PROBLEM DETAILS:
Type every record exactly as it appears.

[Entries from a dataset]
────────────────────────────────────────

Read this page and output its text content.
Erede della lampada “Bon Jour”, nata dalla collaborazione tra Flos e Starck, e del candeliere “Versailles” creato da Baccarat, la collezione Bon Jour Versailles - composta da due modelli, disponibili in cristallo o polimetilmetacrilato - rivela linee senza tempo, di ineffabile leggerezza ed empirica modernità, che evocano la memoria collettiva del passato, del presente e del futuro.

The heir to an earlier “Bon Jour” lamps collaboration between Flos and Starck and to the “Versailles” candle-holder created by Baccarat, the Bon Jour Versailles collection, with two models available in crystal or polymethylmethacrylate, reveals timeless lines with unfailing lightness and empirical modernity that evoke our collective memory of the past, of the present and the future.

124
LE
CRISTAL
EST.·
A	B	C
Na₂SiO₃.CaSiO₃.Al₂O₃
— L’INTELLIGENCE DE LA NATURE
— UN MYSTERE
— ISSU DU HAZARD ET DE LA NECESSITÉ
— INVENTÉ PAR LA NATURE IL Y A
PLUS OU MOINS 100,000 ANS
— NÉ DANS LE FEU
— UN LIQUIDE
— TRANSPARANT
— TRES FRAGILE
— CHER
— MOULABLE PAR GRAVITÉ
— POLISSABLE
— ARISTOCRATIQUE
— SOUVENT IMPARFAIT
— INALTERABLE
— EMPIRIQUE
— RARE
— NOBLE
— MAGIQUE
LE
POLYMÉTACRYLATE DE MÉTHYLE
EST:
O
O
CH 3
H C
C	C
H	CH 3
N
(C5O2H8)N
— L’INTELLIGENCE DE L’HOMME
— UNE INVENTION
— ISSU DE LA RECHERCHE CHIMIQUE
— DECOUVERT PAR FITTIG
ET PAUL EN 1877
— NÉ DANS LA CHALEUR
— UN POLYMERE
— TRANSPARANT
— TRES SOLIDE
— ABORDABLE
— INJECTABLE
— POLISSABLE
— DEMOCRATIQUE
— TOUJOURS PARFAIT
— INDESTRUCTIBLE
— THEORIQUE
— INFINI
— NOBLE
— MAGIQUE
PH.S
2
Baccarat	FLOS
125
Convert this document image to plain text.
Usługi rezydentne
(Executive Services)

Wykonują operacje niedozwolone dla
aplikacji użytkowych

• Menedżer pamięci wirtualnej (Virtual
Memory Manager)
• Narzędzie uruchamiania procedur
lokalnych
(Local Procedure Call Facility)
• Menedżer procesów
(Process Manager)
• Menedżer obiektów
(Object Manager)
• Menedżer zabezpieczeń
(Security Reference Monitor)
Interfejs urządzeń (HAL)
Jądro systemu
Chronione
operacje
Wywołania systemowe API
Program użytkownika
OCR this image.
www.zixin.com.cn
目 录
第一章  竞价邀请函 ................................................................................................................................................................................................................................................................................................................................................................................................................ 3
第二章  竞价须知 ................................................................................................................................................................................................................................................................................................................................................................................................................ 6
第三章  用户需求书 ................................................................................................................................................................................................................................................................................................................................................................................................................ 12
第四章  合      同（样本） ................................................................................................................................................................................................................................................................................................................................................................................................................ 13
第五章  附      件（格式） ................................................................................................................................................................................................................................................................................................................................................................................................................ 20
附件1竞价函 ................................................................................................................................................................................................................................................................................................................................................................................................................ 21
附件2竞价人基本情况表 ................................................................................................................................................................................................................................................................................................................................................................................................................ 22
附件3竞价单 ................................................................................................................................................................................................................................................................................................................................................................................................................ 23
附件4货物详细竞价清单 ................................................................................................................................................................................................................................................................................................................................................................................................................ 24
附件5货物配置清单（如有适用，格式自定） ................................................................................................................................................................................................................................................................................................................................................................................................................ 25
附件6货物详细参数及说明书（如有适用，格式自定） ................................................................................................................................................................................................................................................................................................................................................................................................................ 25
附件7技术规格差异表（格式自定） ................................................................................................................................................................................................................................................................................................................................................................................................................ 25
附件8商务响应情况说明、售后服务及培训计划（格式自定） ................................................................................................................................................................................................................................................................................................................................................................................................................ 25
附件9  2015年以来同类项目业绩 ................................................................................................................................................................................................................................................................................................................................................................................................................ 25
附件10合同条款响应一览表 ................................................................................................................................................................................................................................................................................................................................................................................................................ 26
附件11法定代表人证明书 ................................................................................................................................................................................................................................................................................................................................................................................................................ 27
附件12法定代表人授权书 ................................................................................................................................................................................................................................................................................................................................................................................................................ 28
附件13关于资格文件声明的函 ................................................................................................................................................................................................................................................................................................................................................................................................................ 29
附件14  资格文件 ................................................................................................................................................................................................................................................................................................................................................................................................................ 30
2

────────────────────────────────────────

WRITTEN SOLUTION:
Read this page and output its text content.
Erede della lampada “Bon Jour”, nata dalla collaborazione tra Flos e Starck, e del candeliere “Versailles” creato da Baccarat, la collezione Bon Jour Versailles - composta da due modelli, disponibili in cristallo o polimetilmetacrilato - rivela linee senza tempo, di ineffabile leggerezza ed empirica modernità, che evocano la memoria collettiva del passato, del presente e del futuro.

The heir to an earlier “Bon Jour” lamps collaboration between Flos and Starck and to the “Versailles” candle-holder created by Baccarat, the Bon Jour Versailles collection, with two models available in crystal or polymethylmethacrylate, reveals timeless lines with unfailing lightness and empirical modernity that evoke our collective memory of the past, of the present and the future.

124
LE
CRISTAL
EST.·
A	B	C
Na₂SiO₃.CaSiO₃.Al₂O₃
— L’INTELLIGENCE DE LA NATURE
— UN MYSTERE
— ISSU DU HAZARD ET DE LA NECESSITÉ
— INVENTÉ PAR LA NATURE IL Y A
PLUS OU MOINS 100,000 ANS
— NÉ DANS LE FEU
— UN LIQUIDE
— TRANSPARANT
— TRES FRAGILE
— CHER
— MOULABLE PAR GRAVITÉ
— POLISSABLE
— ARISTOCRATIQUE
— SOUVENT IMPARFAIT
— INALTERABLE
— EMPIRIQUE
— RARE
— NOBLE
— MAGIQUE
LE
POLYMÉTACRYLATE DE MÉTHYLE
EST:
O
O
CH 3
H C
C	C
H	CH 3
N
(C5O2H8)N
— L’INTELLIGENCE DE L’HOMME
— UNE INVENTION
— ISSU DE LA RECHERCHE CHIMIQUE
— DECOUVERT PAR FITTIG
ET PAUL EN 1877
— NÉ DANS LA CHALEUR
— UN POLYMERE
— TRANSPARANT
— TRES SOLIDE
— ABORDABLE
— INJECTABLE
— POLISSABLE
— DEMOCRATIQUE
— TOUJOURS PARFAIT
— INDESTRUCTIBLE
— THEORIQUE
— INFINI
— NOBLE
— MAGIQUE
PH.S
2
Baccarat	FLOS
125
Convert this document image to plain text.
Usługi rezydentne
(Executive Services)

Wykonują operacje niedozwolone dla
aplikacji użytkowych

• Menedżer pamięci wirtualnej (Virtual
Memory Manager)
• Narzędzie uruchamiania procedur
lokalnych
(Local Procedure Call Facility)
• Menedżer procesów
(Process Manager)
• Menedżer obiektów
(Object Manager)
• Menedżer zabezpieczeń
(Security Reference Monitor)
Interfejs urządzeń (HAL)
Jądro systemu
Chronione
operacje
Wywołania systemowe API
Program użytkownika
OCR this image.
www.zixin.com.cn
目 录
第一章  竞价邀请函 ................................................................................................................................................................................................................................................................................................................................................................................................................ 3
第二章  竞价须知 ................................................................................................................................................................................................................................................................................................................................................................................................................ 6
第三章  用户需求书 ................................................................................................................................................................................................................................................................................................................................................................................................................ 12
第四章  合      同（样本） ................................................................................................................................................................................................................................................................................................................................................................................................................ 13
第五章  附      件（格式） ................................................................................................................................................................................................................................................................................................................................................................................................................ 20
附件1竞价函 ................................................................................................................................................................................................................................................................................................................................................................................................................ 21
附件2竞价人基本情况表 ................................................................................................................................................................................................................................................................................................................................................................................................................ 22
附件3竞价单 ................................................................................................................................................................................................................................................................................................................................................................................................................ 23
附件4货物详细竞价清单 ................................................................................................................................................................................................................................................................................................................................................................................................................ 24
附件5货物配置清单（如有适用，格式自定） ................................................................................................................................................................................................................................................................................................................................................................................................................ 25
附件6货物详细参数及说明书（如有适用，格式自定） ................................................................................................................................................................................................................................................................................................................................................................................................................ 25
附件7技术规格差异表（格式自定） ................................................................................................................................................................................................................................................................................................................................................................................................................ 25
附件8商务响应情况说明、售后服务及培训计划（格式自定） ................................................................................................................................................................................................................................................................................................................................................................................................................ 25
附件9  2015年以来同类项目业绩 ................................................................................................................................................................................................................................................................................................................................................................................................................ 25
附件10合同条款响应一览表 ................................................................................................................................................................................................................................................................................................................................................................................................................ 26
附件11法定代表人证明书 ................................................................................................................................................................................................................................................................................................................................................................................................................ 27
附件12法定代表人授权书 ................................................................................................................................................................................................................................................................................................................................................................................................................ 28
附件13关于资格文件声明的函 ................................................................................................................................................................................................................................................................................................................................................................................................................ 29
附件14  资格文件 ................................................................................................................................................................................................................................................................................................................................................................................................................ 30
2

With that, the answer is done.